GIVEN EXERCISE: Copy the lines that follow, keeping every character the same.
--
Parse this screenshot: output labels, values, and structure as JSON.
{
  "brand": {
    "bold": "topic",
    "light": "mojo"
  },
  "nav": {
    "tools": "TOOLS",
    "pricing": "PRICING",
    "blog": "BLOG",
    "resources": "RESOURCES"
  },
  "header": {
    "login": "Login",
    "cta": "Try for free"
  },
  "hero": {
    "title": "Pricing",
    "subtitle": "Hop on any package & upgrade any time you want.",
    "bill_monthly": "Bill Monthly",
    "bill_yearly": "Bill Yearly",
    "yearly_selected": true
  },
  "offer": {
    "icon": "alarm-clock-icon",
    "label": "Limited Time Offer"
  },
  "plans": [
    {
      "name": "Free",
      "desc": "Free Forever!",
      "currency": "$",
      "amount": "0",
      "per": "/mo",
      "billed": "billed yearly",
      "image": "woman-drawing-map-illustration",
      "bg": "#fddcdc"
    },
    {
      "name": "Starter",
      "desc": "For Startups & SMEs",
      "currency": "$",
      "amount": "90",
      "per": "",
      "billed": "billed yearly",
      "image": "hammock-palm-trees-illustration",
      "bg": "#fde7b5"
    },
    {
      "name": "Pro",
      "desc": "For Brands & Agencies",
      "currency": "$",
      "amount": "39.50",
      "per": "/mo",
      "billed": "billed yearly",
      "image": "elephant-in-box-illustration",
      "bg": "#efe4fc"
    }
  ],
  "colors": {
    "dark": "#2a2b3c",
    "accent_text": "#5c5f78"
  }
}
--
OUTPUT FOR THIS TASK:
Parse this screenshot: output labels, values, and structure as JSON.
{
  "brand": {
    "bold": "topic",
    "light": "mojo"
  },
  "nav": {
    "tools": "TOOLS",
    "pricing": "PRICING",
    "blog": "BLOG",
    "resources": "RESOURCES"
  },
  "header": {
    "login": "Login",
    "cta": "Try for free"
  },
  "hero": {
    "title": "Pricing",
    "subtitle": "Hop on any package & upgrade any time you want.",
    "bill_monthly": "Bill Monthly",
    "bill_yearly": "Bill Yearly",
    "yearly_selected": true
  },
  "offer": {
    "icon": "alarm-clock-icon",
    "label": "Limited Time Offer"
  },
  "plans": [
    {
      "name": "Free",
      "desc": "Free Forever!",
      "currency": "$",
      "amount": "0",
      "per": "/mo",
      "billed": "billed yearly",
      "image": "woman-drawing-map-illustration",
      "bg": "#fddcdc"
    },
    {
      "name": "Starter",
      "desc": "For Startups & SMEs",
      "currency": "$",
      "amount": "90",
      "per": "",
      "billed": "billed yearly",
      "image": "hammock-palm-trees-illustration",
      "bg": "#fde7b5"
    },
    {
      "name": "Pro",
      "desc": "For Brands & Agencies",
      "currency": "$",
      "amount": "39.50",
      "per": "/mo",
      "billed": "billed yearly",
      "image": "elephant-in-box-illustration",
      "bg": "#efe4fc"
    }
  ],
  "colors": {
    "dark": "#2a2b3c",
    "accent_text": "#5c5f78"
  }
}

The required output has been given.